| Task |
Render every line of the rows below as a Markdown table with two columns, No. and Line, numbering the lines in order. Omit blank lines, and leave the pictures out of the answer.

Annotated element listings
┌────────
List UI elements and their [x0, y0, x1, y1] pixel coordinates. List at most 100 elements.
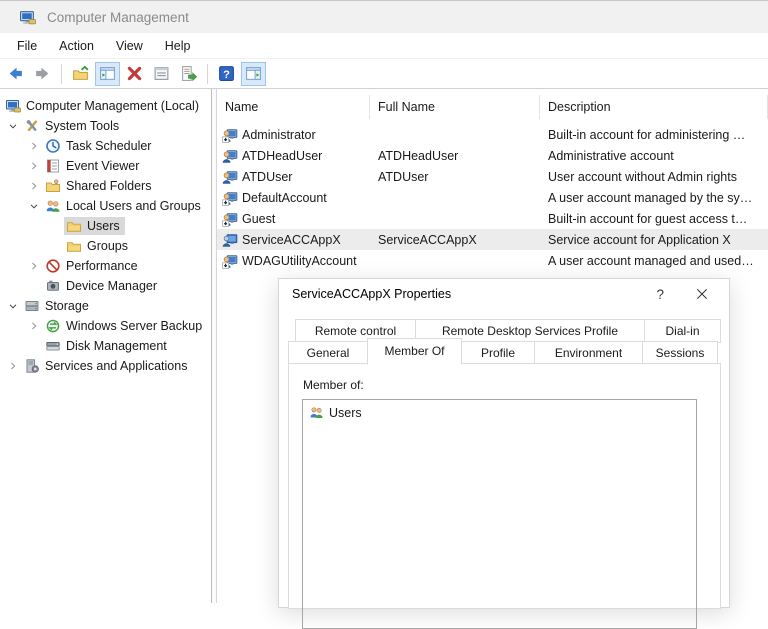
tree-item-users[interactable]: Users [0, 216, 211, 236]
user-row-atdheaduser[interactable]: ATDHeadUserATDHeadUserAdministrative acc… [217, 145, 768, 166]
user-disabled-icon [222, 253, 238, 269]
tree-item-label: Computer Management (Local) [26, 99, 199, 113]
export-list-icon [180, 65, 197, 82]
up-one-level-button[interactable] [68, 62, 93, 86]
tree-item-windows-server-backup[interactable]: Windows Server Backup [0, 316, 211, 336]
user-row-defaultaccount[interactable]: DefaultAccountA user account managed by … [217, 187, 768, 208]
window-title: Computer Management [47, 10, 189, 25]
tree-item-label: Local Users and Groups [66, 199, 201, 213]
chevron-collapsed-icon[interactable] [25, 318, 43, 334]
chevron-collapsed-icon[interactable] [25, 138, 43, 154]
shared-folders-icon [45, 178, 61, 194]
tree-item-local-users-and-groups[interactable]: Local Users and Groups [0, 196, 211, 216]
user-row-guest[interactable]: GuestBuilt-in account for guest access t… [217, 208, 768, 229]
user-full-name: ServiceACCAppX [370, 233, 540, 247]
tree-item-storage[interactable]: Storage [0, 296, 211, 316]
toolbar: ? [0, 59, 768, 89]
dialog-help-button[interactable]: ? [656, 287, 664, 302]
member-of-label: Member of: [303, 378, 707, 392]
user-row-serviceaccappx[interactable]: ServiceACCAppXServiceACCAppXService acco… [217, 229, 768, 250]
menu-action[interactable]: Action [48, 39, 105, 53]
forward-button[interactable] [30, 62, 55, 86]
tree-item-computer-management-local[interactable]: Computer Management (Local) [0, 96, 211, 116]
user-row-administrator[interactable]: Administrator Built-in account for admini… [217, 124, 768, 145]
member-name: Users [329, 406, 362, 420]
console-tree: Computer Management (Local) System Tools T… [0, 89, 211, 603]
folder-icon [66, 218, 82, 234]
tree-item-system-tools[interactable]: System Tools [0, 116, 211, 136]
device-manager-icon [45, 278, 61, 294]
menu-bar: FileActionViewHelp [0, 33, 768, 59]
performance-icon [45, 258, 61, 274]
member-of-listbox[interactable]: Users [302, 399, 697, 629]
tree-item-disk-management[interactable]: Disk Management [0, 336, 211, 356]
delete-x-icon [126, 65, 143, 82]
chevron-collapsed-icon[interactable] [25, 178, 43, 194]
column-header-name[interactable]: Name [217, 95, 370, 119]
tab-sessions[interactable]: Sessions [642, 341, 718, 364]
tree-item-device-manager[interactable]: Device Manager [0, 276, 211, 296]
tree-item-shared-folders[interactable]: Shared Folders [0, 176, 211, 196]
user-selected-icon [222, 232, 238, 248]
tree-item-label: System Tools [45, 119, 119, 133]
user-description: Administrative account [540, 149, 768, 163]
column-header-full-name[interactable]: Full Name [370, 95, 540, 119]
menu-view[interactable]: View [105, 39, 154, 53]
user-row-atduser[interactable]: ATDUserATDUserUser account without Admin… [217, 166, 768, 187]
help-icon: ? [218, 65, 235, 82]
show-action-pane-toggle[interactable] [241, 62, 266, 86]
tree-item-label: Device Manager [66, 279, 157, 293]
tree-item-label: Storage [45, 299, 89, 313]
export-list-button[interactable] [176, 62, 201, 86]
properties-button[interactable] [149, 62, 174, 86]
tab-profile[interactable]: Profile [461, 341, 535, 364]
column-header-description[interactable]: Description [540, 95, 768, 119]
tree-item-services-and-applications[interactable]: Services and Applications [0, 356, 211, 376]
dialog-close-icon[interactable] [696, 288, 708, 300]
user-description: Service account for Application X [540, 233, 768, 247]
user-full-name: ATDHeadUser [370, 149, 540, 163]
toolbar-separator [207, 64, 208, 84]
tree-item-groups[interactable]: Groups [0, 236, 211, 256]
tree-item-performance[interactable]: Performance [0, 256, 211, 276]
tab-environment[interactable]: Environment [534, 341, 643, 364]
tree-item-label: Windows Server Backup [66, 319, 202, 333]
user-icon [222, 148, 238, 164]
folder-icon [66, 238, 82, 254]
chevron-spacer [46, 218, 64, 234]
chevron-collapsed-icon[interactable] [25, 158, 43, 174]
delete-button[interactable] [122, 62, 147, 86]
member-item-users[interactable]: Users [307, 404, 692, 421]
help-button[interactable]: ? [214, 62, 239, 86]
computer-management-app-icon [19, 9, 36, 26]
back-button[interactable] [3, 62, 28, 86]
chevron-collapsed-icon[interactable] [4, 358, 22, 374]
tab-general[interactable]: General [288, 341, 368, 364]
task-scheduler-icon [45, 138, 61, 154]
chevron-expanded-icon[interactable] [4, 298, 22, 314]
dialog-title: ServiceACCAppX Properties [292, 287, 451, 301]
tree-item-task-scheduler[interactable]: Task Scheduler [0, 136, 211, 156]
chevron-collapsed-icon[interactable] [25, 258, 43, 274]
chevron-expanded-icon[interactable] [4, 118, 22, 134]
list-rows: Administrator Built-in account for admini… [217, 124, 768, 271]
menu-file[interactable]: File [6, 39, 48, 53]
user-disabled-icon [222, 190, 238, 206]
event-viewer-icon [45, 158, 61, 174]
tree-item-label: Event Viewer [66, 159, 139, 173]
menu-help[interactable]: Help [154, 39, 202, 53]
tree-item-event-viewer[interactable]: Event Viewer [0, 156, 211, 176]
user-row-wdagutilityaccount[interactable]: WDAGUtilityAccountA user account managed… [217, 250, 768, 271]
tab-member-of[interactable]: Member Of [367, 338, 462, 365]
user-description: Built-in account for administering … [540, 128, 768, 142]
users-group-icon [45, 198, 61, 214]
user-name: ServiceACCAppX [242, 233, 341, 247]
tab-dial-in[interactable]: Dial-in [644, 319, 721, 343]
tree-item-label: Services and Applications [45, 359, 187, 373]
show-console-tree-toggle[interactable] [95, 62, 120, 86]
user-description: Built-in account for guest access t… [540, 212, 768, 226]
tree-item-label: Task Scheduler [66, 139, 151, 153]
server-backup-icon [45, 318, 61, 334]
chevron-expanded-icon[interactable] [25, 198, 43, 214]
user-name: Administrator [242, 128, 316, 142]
└────────
| Problem solution |
| No. | Line |
|---|---|
| 1 | List UI elements and their [x0, y0, x1, y1] pixel coordinates. List at most 100 elements. |
| 2 | tree-item-users[interactable]: Users [0, 216, 211, 236] |
| 3 | user-row-atdheaduser[interactable]: ATDHeadUserATDHeadUserAdministrative acc… [217, 145, 768, 166] |
| 4 | user-disabled-icon [222, 253, 238, 269] |
| 5 | tree-item-label: Computer Management (Local) [26, 99, 199, 113] |
| 6 | export-list-icon [180, 65, 197, 82] |
| 7 | up-one-level-button[interactable] [68, 62, 93, 86] |
| 8 | tree-item-windows-server-backup[interactable]: Windows Server Backup [0, 316, 211, 336] |
| 9 | user-row-defaultaccount[interactable]: DefaultAccountA user account managed by … [217, 187, 768, 208] |
| 10 | window-title: Computer Management [47, 10, 189, 25] |
| 11 | tree-item-label: Local Users and Groups [66, 199, 201, 213] |
| 12 | chevron-collapsed-icon[interactable] [25, 318, 43, 334] |
| 13 | chevron-collapsed-icon[interactable] [25, 138, 43, 154] |
| 14 | shared-folders-icon [45, 178, 61, 194] |
| 15 | tree-item-local-users-and-groups[interactable]: Local Users and Groups [0, 196, 211, 216] |
| 16 | user-row-guest[interactable]: GuestBuilt-in account for guest access t… [217, 208, 768, 229] |
| 17 | user-full-name: ServiceACCAppX [370, 233, 540, 247] |
| 18 | tree-item-storage[interactable]: Storage [0, 296, 211, 316] |
| 19 | toolbar: ? [0, 59, 768, 89] |
| 20 | dialog-help-button[interactable]: ? [656, 287, 664, 302] |
| 21 | member-of-label: Member of: [303, 378, 707, 392] |
| 22 | user-row-serviceaccappx[interactable]: ServiceACCAppXServiceACCAppXService acco… [217, 229, 768, 250] |
| 23 | menu-action[interactable]: Action [48, 39, 105, 53] |
| 24 | forward-button[interactable] [30, 62, 55, 86] |
| 25 | tree-item-computer-management-local[interactable]: Computer Management (Local) [0, 96, 211, 116] |
| 26 | user-row-administrator[interactable]: Administrator Built-in account for admini… [217, 124, 768, 145] |
| 27 | member-name: Users [329, 406, 362, 420] |
| 28 | console-tree: Computer Management (Local) System Tools T… [0, 89, 211, 603] |
| 29 | folder-icon [66, 218, 82, 234] |
| 30 | tree-item-system-tools[interactable]: System Tools [0, 116, 211, 136] |
| 31 | device-manager-icon [45, 278, 61, 294] |
| 32 | menu-bar: FileActionViewHelp [0, 33, 768, 59] |
| 33 | performance-icon [45, 258, 61, 274] |
| 34 | member-of-listbox[interactable]: Users [302, 399, 697, 629] |
| 35 | tree-item-disk-management[interactable]: Disk Management [0, 336, 211, 356] |
| 36 | delete-x-icon [126, 65, 143, 82] |
| 37 | chevron-collapsed-icon[interactable] [25, 178, 43, 194] |
| 38 | column-header-name[interactable]: Name [217, 95, 370, 119] |
| 39 | tab-sessions[interactable]: Sessions [642, 341, 718, 364] |
| 40 | tree-item-device-manager[interactable]: Device Manager [0, 276, 211, 296] |
| 41 | tree-item-shared-folders[interactable]: Shared Folders [0, 176, 211, 196] |
| 42 | user-selected-icon [222, 232, 238, 248] |
| 43 | tree-item-label: System Tools [45, 119, 119, 133] |
| 44 | user-description: Administrative account [540, 149, 768, 163] |
| 45 | column-header-full-name[interactable]: Full Name [370, 95, 540, 119] |
| 46 | menu-view[interactable]: View [105, 39, 154, 53] |
| 47 | user-row-atduser[interactable]: ATDUserATDUserUser account without Admin… [217, 166, 768, 187] |
| 48 | help-icon: ? [218, 65, 235, 82] |
| 49 | show-action-pane-toggle[interactable] [241, 62, 266, 86] |
| 50 | tree-item-label: Device Manager [66, 279, 157, 293] |
| 51 | tree-item-label: Storage [45, 299, 89, 313] |
| 52 | export-list-button[interactable] [176, 62, 201, 86] |
| 53 | properties-button[interactable] [149, 62, 174, 86] |
| 54 | tab-profile[interactable]: Profile [461, 341, 535, 364] |
| 55 | column-header-description[interactable]: Description [540, 95, 768, 119] |
| 56 | tree-item-services-and-applications[interactable]: Services and Applications [0, 356, 211, 376] |
| 57 | dialog-close-icon[interactable] [696, 288, 708, 300] |
| 58 | user-description: Service account for Application X [540, 233, 768, 247] |
| 59 | user-full-name: ATDHeadUser [370, 149, 540, 163] |
| 60 | toolbar-separator [207, 64, 208, 84] |
| 61 | tree-item-groups[interactable]: Groups [0, 236, 211, 256] |
| 62 | tree-item-performance[interactable]: Performance [0, 256, 211, 276] |
| 63 | tab-environment[interactable]: Environment [534, 341, 643, 364] |
| 64 | tree-item-label: Windows Server Backup [66, 319, 202, 333] |
| 65 | user-icon [222, 148, 238, 164] |
| 66 | folder-icon [66, 238, 82, 254] |
| 67 | chevron-spacer [46, 218, 64, 234] |
| 68 | chevron-collapsed-icon[interactable] [25, 158, 43, 174] |
| 69 | delete-button[interactable] [122, 62, 147, 86] |
| 70 | member-item-users[interactable]: Users [307, 404, 692, 421] |
| 71 | help-button[interactable]: ? [214, 62, 239, 86] |
| 72 | computer-management-app-icon [19, 9, 36, 26] |
| 73 | back-button[interactable] [3, 62, 28, 86] |
| 74 | chevron-collapsed-icon[interactable] [4, 358, 22, 374] |
| 75 | tab-general[interactable]: General [288, 341, 368, 364] |
| 76 | task-scheduler-icon [45, 138, 61, 154] |
| 77 | chevron-expanded-icon[interactable] [4, 298, 22, 314] |
| 78 | dialog-title: ServiceACCAppX Properties [292, 287, 451, 301] |
| 79 | tree-item-task-scheduler[interactable]: Task Scheduler [0, 136, 211, 156] |
| 80 | chevron-collapsed-icon[interactable] [25, 258, 43, 274] |
| 81 | chevron-expanded-icon[interactable] [4, 118, 22, 134] |
| 82 | list-rows: Administrator Built-in account for admini… [217, 124, 768, 271] |
| 83 | menu-file[interactable]: File [6, 39, 48, 53] |
| 84 | user-disabled-icon [222, 190, 238, 206] |
| 85 | event-viewer-icon [45, 158, 61, 174] |
| 86 | tree-item-label: Event Viewer [66, 159, 139, 173] |
| 87 | menu-help[interactable]: Help [154, 39, 202, 53] |
| 88 | tree-item-event-viewer[interactable]: Event Viewer [0, 156, 211, 176] |
| 89 | user-row-wdagutilityaccount[interactable]: WDAGUtilityAccountA user account managed… [217, 250, 768, 271] |
| 90 | tab-member-of[interactable]: Member Of [367, 338, 462, 365] |
| 91 | user-description: Built-in account for administering … [540, 128, 768, 142] |
| 92 | users-group-icon [45, 198, 61, 214] |
| 93 | user-name: ServiceACCAppX [242, 233, 341, 247] |
| 94 | tab-dial-in[interactable]: Dial-in [644, 319, 721, 343] |
| 95 | tree-item-label: Services and Applications [45, 359, 187, 373] |
| 96 | show-console-tree-toggle[interactable] [95, 62, 120, 86] |
| 97 | user-description: Built-in account for guest access t… [540, 212, 768, 226] |
| 98 | tree-item-label: Task Scheduler [66, 139, 151, 153] |
| 99 | server-backup-icon [45, 318, 61, 334] |
| 100 | chevron-expanded-icon[interactable] [25, 198, 43, 214] |
| 101 | user-name: Administrator [242, 128, 316, 142] |